(Figure contents as structured data)
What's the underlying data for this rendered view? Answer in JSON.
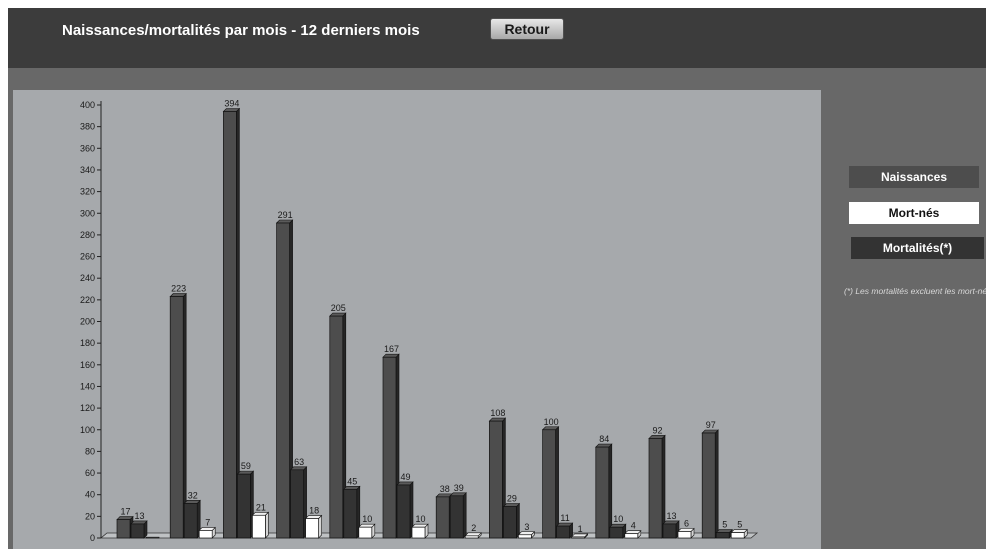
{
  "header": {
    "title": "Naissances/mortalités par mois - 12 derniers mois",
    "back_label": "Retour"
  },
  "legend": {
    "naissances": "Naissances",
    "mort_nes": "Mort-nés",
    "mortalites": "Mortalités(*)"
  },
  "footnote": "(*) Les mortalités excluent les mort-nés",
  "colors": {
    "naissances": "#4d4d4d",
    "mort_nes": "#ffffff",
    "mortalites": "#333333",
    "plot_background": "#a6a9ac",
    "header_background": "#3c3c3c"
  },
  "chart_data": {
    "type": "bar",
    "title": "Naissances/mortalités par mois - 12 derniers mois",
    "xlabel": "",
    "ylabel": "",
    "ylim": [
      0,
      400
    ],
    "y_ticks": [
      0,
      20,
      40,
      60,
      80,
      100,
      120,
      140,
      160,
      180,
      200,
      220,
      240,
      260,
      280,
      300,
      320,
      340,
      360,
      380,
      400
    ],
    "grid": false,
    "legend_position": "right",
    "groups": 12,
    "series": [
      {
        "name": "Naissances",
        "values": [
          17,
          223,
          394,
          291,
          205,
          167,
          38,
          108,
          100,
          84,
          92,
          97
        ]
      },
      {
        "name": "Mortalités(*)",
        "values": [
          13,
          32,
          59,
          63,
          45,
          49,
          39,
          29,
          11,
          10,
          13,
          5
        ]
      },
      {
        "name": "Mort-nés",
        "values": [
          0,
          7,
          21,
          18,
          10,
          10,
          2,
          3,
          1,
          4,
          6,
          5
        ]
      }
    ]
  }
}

OBJECTIVE –
Output all of the records exactly as they appear above, but not the pictures.

EXPECTED OUTPUT –
What's the underlying data for this rendered view? Answer in JSON.
{
  "header": {
    "title": "Naissances/mortalités par mois - 12 derniers mois",
    "back_label": "Retour"
  },
  "legend": {
    "naissances": "Naissances",
    "mort_nes": "Mort-nés",
    "mortalites": "Mortalités(*)"
  },
  "footnote": "(*) Les mortalités excluent les mort-nés",
  "colors": {
    "naissances": "#4d4d4d",
    "mort_nes": "#ffffff",
    "mortalites": "#333333",
    "plot_background": "#a6a9ac",
    "header_background": "#3c3c3c"
  },
  "chart_data": {
    "type": "bar",
    "title": "Naissances/mortalités par mois - 12 derniers mois",
    "xlabel": "",
    "ylabel": "",
    "ylim": [
      0,
      400
    ],
    "y_ticks": [
      0,
      20,
      40,
      60,
      80,
      100,
      120,
      140,
      160,
      180,
      200,
      220,
      240,
      260,
      280,
      300,
      320,
      340,
      360,
      380,
      400
    ],
    "grid": false,
    "legend_position": "right",
    "groups": 12,
    "series": [
      {
        "name": "Naissances",
        "values": [
          17,
          223,
          394,
          291,
          205,
          167,
          38,
          108,
          100,
          84,
          92,
          97
        ]
      },
      {
        "name": "Mortalités(*)",
        "values": [
          13,
          32,
          59,
          63,
          45,
          49,
          39,
          29,
          11,
          10,
          13,
          5
        ]
      },
      {
        "name": "Mort-nés",
        "values": [
          0,
          7,
          21,
          18,
          10,
          10,
          2,
          3,
          1,
          4,
          6,
          5
        ]
      }
    ]
  }
}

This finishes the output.